__Task description__
Copy, from the entries below, each line in which the string "Director" appears.

** start of Information provided **

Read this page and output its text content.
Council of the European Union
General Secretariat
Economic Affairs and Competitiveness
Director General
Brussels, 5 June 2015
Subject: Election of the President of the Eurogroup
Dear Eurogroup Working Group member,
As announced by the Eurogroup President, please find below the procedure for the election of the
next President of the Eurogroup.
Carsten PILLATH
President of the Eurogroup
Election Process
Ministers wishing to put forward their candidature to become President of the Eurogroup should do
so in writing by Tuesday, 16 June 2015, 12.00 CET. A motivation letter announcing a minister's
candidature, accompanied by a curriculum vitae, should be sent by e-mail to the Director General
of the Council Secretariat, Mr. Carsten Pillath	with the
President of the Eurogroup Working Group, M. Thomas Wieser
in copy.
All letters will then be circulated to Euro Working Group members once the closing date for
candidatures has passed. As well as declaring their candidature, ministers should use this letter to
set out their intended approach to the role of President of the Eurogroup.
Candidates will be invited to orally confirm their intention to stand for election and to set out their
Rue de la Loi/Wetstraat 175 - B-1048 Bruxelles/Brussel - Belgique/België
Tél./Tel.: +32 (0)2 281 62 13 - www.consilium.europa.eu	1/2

** end of Information provided **

__Solution to this exercise__
Director General
candidature, accompanied by a curriculum vitae, should be sent by e-mail to the Director General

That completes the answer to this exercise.